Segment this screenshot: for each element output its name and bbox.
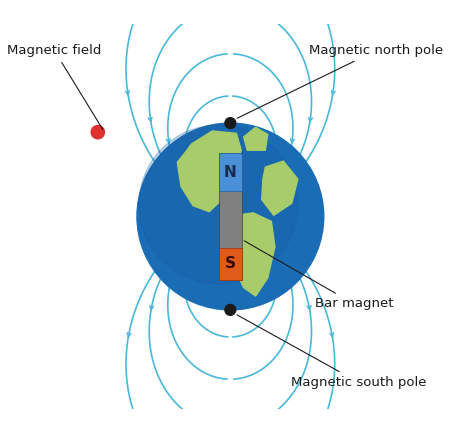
Bar — [219, 153, 242, 280]
Circle shape — [225, 118, 236, 129]
Text: Magnetic south pole: Magnetic south pole — [237, 315, 426, 389]
Text: Magnetic field: Magnetic field — [8, 44, 103, 130]
Circle shape — [139, 125, 298, 284]
Polygon shape — [230, 213, 275, 296]
Polygon shape — [262, 161, 298, 215]
Bar — [219, 248, 242, 280]
Text: N: N — [224, 165, 237, 180]
Text: Magnetic north pole: Magnetic north pole — [237, 44, 443, 118]
Polygon shape — [177, 131, 241, 212]
Polygon shape — [244, 127, 268, 150]
Bar — [219, 153, 242, 191]
Circle shape — [91, 126, 104, 139]
Text: S: S — [225, 256, 236, 271]
Circle shape — [225, 304, 236, 315]
Circle shape — [137, 123, 324, 310]
Text: Bar magnet: Bar magnet — [244, 241, 393, 310]
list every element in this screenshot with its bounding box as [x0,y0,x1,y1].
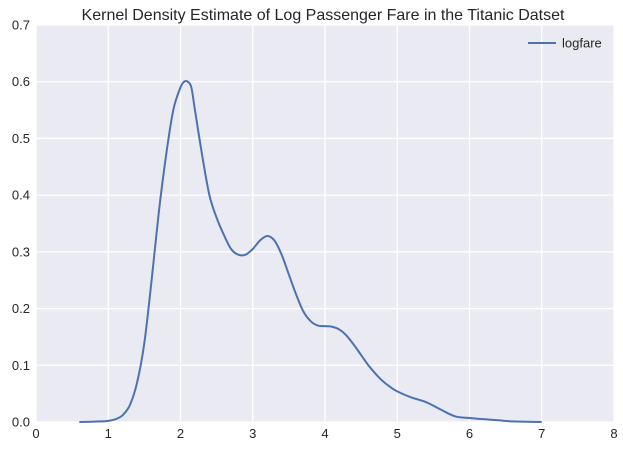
legend: logfare [528,36,602,51]
y-tick-label: 0.1 [12,358,30,373]
x-tick-label: 2 [177,426,184,441]
series-layer [79,80,542,423]
x-tick-label: 8 [610,426,617,441]
series-line-logfare [79,80,542,423]
y-tick-label: 0.7 [12,18,30,33]
x-tick-label: 1 [105,426,112,441]
y-tick-label: 0.5 [12,131,30,146]
x-tick-label: 6 [466,426,473,441]
x-tick-label: 3 [249,426,256,441]
x-tick-label: 5 [394,426,401,441]
y-tick-label: 0.0 [12,415,30,430]
y-tick-label: 0.2 [12,301,30,316]
y-tick-label: 0.6 [12,74,30,89]
x-tick-labels: 0 1 2 3 4 5 6 7 8 [32,426,617,441]
chart-title: Kernel Density Estimate of Log Passenger… [82,7,565,24]
y-tick-label: 0.3 [12,244,30,259]
legend-label-logfare: logfare [562,36,602,51]
x-tick-label: 0 [32,426,39,441]
y-tick-label: 0.4 [12,188,30,203]
y-tick-labels: 0.0 0.1 0.2 0.3 0.4 0.5 0.6 0.7 [12,18,30,430]
x-tick-label: 4 [321,426,328,441]
x-tick-label: 7 [538,426,545,441]
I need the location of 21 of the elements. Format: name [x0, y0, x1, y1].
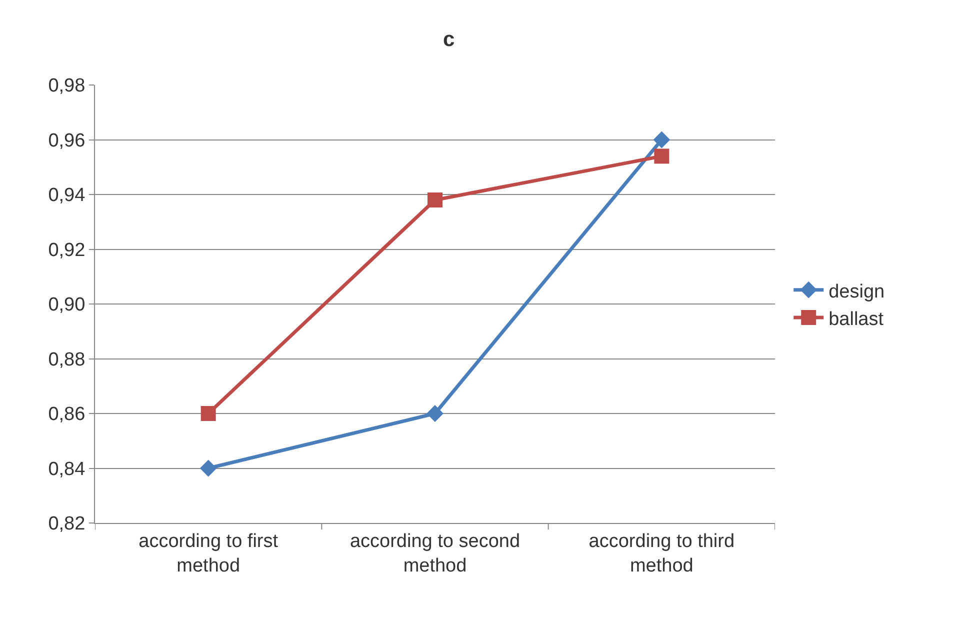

TO BE DONE —
Find every line in the records above that contains the string "logfare", and copy each of those lines.

WORKED ANSWER —
legend: logfare [528,36,602,51]
series-line-logfare [79,80,542,423]
legend-label-logfare: logfare [562,36,602,51]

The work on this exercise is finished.